◆ Task statement:
Single out the lines that include the word "emit". Copy them.
-- START OF Material to process --
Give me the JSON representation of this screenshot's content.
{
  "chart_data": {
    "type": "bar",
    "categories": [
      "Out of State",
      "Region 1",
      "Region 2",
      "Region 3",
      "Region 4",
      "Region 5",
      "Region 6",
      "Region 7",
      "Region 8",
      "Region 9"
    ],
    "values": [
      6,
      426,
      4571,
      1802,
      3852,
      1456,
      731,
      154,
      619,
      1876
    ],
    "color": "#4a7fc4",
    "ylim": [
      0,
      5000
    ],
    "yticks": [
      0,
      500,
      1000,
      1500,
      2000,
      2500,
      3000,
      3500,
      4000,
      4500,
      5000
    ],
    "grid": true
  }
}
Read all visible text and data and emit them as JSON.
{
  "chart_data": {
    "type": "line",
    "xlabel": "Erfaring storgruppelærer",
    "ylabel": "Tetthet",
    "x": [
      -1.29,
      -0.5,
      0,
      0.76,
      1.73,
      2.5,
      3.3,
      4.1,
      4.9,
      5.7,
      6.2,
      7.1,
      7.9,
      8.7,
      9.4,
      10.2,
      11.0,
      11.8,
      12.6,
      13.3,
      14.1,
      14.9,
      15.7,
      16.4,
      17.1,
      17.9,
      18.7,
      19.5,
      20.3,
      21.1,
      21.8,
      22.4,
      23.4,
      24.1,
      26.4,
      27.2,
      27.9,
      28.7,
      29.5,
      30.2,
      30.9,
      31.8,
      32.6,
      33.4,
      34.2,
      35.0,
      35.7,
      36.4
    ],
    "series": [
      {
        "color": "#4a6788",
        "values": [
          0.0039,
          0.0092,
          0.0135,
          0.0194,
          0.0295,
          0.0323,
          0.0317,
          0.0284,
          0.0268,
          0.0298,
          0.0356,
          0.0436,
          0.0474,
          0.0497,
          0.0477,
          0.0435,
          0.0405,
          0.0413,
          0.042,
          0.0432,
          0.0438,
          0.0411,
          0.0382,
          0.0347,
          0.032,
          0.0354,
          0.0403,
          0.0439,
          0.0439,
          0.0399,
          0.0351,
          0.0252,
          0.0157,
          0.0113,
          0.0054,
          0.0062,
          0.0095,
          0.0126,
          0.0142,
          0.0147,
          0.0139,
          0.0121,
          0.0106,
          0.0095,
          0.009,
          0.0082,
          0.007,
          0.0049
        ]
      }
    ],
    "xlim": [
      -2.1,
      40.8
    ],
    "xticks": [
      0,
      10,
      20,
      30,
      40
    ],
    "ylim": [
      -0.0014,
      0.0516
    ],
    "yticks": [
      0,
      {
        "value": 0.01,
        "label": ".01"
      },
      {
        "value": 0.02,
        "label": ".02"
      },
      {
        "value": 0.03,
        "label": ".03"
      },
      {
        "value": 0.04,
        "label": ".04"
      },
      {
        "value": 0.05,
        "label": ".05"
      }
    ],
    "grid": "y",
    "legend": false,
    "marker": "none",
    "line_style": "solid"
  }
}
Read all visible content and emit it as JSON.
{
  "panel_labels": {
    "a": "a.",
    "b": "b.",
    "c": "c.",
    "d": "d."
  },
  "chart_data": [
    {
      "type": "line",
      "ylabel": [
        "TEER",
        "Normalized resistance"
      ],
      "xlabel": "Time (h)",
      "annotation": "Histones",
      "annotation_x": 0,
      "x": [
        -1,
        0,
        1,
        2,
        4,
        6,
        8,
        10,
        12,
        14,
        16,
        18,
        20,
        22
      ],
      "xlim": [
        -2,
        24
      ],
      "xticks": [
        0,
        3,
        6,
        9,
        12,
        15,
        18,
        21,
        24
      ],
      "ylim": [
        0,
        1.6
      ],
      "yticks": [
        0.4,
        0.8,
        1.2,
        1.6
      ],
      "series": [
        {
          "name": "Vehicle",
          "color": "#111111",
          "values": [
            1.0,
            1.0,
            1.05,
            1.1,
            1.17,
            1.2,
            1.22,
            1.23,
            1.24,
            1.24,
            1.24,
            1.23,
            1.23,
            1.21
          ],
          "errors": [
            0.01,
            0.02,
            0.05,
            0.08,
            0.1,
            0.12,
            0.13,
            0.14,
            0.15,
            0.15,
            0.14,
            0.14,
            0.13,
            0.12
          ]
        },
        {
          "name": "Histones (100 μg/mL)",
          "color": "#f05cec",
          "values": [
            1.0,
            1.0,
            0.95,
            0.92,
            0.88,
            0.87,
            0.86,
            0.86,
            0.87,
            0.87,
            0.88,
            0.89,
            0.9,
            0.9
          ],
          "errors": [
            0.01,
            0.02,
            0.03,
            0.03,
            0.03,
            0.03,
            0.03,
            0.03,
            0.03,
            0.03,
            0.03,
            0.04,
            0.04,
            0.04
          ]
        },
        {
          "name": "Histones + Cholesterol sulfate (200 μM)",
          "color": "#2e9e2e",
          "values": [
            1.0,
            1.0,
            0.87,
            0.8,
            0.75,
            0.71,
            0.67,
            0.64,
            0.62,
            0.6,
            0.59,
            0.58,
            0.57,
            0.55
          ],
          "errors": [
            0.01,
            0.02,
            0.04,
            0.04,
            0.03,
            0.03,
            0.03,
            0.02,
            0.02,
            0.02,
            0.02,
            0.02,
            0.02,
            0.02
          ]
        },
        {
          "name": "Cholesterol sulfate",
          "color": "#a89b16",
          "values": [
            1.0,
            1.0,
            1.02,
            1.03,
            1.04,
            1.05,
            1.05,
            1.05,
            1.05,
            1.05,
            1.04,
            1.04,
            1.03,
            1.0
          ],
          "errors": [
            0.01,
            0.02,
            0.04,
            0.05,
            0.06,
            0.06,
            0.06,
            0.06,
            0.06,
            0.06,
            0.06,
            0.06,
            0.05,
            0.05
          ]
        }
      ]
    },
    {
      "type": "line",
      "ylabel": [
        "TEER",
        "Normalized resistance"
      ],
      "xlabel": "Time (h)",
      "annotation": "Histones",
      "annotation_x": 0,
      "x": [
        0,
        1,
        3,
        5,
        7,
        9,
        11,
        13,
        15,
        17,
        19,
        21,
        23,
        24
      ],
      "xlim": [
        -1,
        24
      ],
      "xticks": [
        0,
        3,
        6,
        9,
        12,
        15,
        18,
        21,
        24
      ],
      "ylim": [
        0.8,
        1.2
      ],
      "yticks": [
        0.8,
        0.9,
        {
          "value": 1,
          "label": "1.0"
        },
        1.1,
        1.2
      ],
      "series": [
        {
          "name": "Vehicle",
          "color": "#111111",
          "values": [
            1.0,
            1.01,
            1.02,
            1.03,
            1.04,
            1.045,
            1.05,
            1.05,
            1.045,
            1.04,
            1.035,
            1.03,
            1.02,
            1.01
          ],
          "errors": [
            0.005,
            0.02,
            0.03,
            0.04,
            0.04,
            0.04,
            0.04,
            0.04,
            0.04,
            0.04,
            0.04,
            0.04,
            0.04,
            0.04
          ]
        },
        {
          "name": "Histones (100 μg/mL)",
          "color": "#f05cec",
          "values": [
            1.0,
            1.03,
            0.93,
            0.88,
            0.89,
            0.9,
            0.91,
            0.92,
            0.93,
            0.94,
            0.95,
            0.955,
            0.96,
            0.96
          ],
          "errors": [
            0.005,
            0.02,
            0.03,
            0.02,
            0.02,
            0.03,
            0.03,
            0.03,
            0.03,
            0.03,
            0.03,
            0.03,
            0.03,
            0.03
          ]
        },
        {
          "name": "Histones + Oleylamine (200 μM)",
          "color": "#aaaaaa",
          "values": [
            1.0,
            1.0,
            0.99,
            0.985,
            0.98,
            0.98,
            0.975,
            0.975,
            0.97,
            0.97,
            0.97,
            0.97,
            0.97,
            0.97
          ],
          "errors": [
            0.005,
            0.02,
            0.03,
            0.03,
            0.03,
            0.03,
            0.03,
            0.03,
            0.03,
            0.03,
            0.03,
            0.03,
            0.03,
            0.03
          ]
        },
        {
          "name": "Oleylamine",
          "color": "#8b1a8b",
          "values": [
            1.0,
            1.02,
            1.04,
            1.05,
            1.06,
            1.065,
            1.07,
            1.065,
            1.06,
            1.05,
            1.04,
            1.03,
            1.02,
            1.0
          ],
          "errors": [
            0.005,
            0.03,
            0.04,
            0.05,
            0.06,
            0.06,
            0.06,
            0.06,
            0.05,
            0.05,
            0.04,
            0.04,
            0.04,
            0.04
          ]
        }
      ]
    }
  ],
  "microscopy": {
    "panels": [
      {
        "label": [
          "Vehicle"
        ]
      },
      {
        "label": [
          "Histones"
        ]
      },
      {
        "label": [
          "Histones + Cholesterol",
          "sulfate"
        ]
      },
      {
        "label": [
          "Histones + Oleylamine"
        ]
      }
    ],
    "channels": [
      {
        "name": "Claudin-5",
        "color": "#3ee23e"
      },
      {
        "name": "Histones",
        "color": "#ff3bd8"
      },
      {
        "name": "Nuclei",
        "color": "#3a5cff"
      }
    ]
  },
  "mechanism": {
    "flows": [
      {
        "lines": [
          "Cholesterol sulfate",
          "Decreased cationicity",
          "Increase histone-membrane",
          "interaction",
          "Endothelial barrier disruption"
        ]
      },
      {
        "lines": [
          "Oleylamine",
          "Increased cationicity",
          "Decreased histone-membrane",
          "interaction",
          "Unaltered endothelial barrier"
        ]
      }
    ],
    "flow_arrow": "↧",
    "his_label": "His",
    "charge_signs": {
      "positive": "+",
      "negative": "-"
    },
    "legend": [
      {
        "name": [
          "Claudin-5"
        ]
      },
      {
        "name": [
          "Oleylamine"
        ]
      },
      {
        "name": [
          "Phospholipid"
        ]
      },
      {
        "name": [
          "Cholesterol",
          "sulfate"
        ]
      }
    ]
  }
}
-- END OF Material to process --
◆ Response:
Read all visible text and data and emit them as JSON.
Read all visible content and emit it as JSON.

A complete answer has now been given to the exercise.